→ PROMPT
Repeat each record that follows, keeping it identical.

——

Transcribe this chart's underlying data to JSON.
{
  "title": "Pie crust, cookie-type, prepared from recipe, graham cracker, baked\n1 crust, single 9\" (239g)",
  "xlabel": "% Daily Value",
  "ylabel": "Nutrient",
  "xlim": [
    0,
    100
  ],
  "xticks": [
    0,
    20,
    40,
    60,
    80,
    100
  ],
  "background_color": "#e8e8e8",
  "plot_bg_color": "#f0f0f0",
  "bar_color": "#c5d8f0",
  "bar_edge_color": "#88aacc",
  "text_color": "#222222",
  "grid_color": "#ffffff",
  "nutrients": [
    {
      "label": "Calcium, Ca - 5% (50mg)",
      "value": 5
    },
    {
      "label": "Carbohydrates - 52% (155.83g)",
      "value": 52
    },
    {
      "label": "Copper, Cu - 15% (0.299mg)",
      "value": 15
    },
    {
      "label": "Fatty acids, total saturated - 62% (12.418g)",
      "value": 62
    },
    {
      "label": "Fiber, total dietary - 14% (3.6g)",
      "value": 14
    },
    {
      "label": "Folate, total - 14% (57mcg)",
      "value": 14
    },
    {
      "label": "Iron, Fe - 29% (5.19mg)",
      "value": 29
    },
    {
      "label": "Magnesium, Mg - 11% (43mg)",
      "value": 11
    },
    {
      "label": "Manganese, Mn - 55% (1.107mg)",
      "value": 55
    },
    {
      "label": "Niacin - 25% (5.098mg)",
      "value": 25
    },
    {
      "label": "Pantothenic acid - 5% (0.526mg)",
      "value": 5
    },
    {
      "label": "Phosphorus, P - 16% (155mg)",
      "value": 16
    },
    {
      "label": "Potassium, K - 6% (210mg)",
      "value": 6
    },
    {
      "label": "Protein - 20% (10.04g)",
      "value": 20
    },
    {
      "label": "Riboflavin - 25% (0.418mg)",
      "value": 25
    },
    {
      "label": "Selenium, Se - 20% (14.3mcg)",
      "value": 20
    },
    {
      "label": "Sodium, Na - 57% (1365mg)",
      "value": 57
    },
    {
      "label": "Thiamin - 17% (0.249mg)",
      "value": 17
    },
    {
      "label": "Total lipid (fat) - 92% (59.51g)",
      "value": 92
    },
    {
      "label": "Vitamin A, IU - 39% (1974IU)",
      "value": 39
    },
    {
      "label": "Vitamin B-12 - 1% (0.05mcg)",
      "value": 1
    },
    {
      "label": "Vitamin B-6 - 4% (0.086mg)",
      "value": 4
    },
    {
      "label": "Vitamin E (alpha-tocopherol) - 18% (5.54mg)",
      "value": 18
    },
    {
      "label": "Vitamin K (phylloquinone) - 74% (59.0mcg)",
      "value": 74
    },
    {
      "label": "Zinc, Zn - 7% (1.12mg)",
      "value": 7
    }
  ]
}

——

→ EXERCISE OUTPUT
Transcribe this chart's underlying data to JSON.
{
  "title": "Pie crust, cookie-type, prepared from recipe, graham cracker, baked\n1 crust, single 9\" (239g)",
  "xlabel": "% Daily Value",
  "ylabel": "Nutrient",
  "xlim": [
    0,
    100
  ],
  "xticks": [
    0,
    20,
    40,
    60,
    80,
    100
  ],
  "background_color": "#e8e8e8",
  "plot_bg_color": "#f0f0f0",
  "bar_color": "#c5d8f0",
  "bar_edge_color": "#88aacc",
  "text_color": "#222222",
  "grid_color": "#ffffff",
  "nutrients": [
    {
      "label": "Calcium, Ca - 5% (50mg)",
      "value": 5
    },
    {
      "label": "Carbohydrates - 52% (155.83g)",
      "value": 52
    },
    {
      "label": "Copper, Cu - 15% (0.299mg)",
      "value": 15
    },
    {
      "label": "Fatty acids, total saturated - 62% (12.418g)",
      "value": 62
    },
    {
      "label": "Fiber, total dietary - 14% (3.6g)",
      "value": 14
    },
    {
      "label": "Folate, total - 14% (57mcg)",
      "value": 14
    },
    {
      "label": "Iron, Fe - 29% (5.19mg)",
      "value": 29
    },
    {
      "label": "Magnesium, Mg - 11% (43mg)",
      "value": 11
    },
    {
      "label": "Manganese, Mn - 55% (1.107mg)",
      "value": 55
    },
    {
      "label": "Niacin - 25% (5.098mg)",
      "value": 25
    },
    {
      "label": "Pantothenic acid - 5% (0.526mg)",
      "value": 5
    },
    {
      "label": "Phosphorus, P - 16% (155mg)",
      "value": 16
    },
    {
      "label": "Potassium, K - 6% (210mg)",
      "value": 6
    },
    {
      "label": "Protein - 20% (10.04g)",
      "value": 20
    },
    {
      "label": "Riboflavin - 25% (0.418mg)",
      "value": 25
    },
    {
      "label": "Selenium, Se - 20% (14.3mcg)",
      "value": 20
    },
    {
      "label": "Sodium, Na - 57% (1365mg)",
      "value": 57
    },
    {
      "label": "Thiamin - 17% (0.249mg)",
      "value": 17
    },
    {
      "label": "Total lipid (fat) - 92% (59.51g)",
      "value": 92
    },
    {
      "label": "Vitamin A, IU - 39% (1974IU)",
      "value": 39
    },
    {
      "label": "Vitamin B-12 - 1% (0.05mcg)",
      "value": 1
    },
    {
      "label": "Vitamin B-6 - 4% (0.086mg)",
      "value": 4
    },
    {
      "label": "Vitamin E (alpha-tocopherol) - 18% (5.54mg)",
      "value": 18
    },
    {
      "label": "Vitamin K (phylloquinone) - 74% (59.0mcg)",
      "value": 74
    },
    {
      "label": "Zinc, Zn - 7% (1.12mg)",
      "value": 7
    }
  ]
}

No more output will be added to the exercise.